SET PROBLEM
Quote the listing below in its entirety.
--------------------------------------------------
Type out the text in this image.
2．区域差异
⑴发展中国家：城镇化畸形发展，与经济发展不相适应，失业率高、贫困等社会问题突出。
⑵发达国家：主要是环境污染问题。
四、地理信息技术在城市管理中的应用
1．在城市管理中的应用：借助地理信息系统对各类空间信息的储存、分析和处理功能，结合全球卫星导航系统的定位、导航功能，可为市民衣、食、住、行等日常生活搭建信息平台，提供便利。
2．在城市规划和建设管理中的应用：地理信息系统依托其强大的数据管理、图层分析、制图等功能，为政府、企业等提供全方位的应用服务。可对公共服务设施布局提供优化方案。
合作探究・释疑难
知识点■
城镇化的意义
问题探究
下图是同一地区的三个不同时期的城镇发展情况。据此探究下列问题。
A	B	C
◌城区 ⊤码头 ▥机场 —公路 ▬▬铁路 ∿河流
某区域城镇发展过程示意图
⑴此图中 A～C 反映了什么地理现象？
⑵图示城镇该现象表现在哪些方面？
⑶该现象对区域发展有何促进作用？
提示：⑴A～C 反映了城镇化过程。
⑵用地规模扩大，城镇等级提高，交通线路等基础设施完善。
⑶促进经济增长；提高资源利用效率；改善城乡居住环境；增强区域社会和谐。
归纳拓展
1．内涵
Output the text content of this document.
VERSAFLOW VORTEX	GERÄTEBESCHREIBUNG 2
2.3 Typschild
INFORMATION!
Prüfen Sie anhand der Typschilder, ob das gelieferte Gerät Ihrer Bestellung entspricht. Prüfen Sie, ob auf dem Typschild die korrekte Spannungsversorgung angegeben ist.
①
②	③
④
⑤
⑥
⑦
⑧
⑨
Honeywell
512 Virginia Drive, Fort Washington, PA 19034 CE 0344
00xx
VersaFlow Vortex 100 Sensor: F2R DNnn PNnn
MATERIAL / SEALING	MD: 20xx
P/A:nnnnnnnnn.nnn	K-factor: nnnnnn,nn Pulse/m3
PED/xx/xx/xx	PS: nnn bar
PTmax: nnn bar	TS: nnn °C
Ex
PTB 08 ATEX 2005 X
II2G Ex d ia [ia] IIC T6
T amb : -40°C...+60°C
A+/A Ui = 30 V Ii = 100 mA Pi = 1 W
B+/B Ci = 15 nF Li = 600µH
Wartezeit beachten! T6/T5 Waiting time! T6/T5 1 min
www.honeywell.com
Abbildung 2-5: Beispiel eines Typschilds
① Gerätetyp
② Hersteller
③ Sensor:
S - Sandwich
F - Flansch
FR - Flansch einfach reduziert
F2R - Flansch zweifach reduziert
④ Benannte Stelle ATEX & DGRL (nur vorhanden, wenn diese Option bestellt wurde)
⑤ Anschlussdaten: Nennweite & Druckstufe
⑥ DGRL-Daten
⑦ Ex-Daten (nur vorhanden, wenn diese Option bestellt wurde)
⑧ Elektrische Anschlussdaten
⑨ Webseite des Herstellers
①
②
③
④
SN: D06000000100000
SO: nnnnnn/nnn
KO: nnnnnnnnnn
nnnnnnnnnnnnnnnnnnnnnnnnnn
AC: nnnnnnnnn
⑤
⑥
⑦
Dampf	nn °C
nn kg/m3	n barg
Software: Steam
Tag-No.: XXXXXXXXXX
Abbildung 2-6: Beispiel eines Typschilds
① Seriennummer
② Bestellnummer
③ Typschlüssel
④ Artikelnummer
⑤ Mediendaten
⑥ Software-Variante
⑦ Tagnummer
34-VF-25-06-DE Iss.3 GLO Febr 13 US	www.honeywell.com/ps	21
--------------------------------------------------
WRITTEN RESPONSE
Type out the text in this image.
2．区域差异
⑴发展中国家：城镇化畸形发展，与经济发展不相适应，失业率高、贫困等社会问题突出。
⑵发达国家：主要是环境污染问题。
四、地理信息技术在城市管理中的应用
1．在城市管理中的应用：借助地理信息系统对各类空间信息的储存、分析和处理功能，结合全球卫星导航系统的定位、导航功能，可为市民衣、食、住、行等日常生活搭建信息平台，提供便利。
2．在城市规划和建设管理中的应用：地理信息系统依托其强大的数据管理、图层分析、制图等功能，为政府、企业等提供全方位的应用服务。可对公共服务设施布局提供优化方案。
合作探究・释疑难
知识点■
城镇化的意义
问题探究
下图是同一地区的三个不同时期的城镇发展情况。据此探究下列问题。
A	B	C
◌城区 ⊤码头 ▥机场 —公路 ▬▬铁路 ∿河流
某区域城镇发展过程示意图
⑴此图中 A～C 反映了什么地理现象？
⑵图示城镇该现象表现在哪些方面？
⑶该现象对区域发展有何促进作用？
提示：⑴A～C 反映了城镇化过程。
⑵用地规模扩大，城镇等级提高，交通线路等基础设施完善。
⑶促进经济增长；提高资源利用效率；改善城乡居住环境；增强区域社会和谐。
归纳拓展
1．内涵
Output the text content of this document.
VERSAFLOW VORTEX	GERÄTEBESCHREIBUNG 2
2.3 Typschild
INFORMATION!
Prüfen Sie anhand der Typschilder, ob das gelieferte Gerät Ihrer Bestellung entspricht. Prüfen Sie, ob auf dem Typschild die korrekte Spannungsversorgung angegeben ist.
①
②	③
④
⑤
⑥
⑦
⑧
⑨
Honeywell
512 Virginia Drive, Fort Washington, PA 19034 CE 0344
00xx
VersaFlow Vortex 100 Sensor: F2R DNnn PNnn
MATERIAL / SEALING	MD: 20xx
P/A:nnnnnnnnn.nnn	K-factor: nnnnnn,nn Pulse/m3
PED/xx/xx/xx	PS: nnn bar
PTmax: nnn bar	TS: nnn °C
Ex
PTB 08 ATEX 2005 X
II2G Ex d ia [ia] IIC T6
T amb : -40°C...+60°C
A+/A Ui = 30 V Ii = 100 mA Pi = 1 W
B+/B Ci = 15 nF Li = 600µH
Wartezeit beachten! T6/T5 Waiting time! T6/T5 1 min
www.honeywell.com
Abbildung 2-5: Beispiel eines Typschilds
① Gerätetyp
② Hersteller
③ Sensor:
S - Sandwich
F - Flansch
FR - Flansch einfach reduziert
F2R - Flansch zweifach reduziert
④ Benannte Stelle ATEX & DGRL (nur vorhanden, wenn diese Option bestellt wurde)
⑤ Anschlussdaten: Nennweite & Druckstufe
⑥ DGRL-Daten
⑦ Ex-Daten (nur vorhanden, wenn diese Option bestellt wurde)
⑧ Elektrische Anschlussdaten
⑨ Webseite des Herstellers
①
②
③
④
SN: D06000000100000
SO: nnnnnn/nnn
KO: nnnnnnnnnn
nnnnnnnnnnnnnnnnnnnnnnnnnn
AC: nnnnnnnnn
⑤
⑥
⑦
Dampf	nn °C
nn kg/m3	n barg
Software: Steam
Tag-No.: XXXXXXXXXX
Abbildung 2-6: Beispiel eines Typschilds
① Seriennummer
② Bestellnummer
③ Typschlüssel
④ Artikelnummer
⑤ Mediendaten
⑥ Software-Variante
⑦ Tagnummer
34-VF-25-06-DE Iss.3 GLO Febr 13 US	www.honeywell.com/ps	21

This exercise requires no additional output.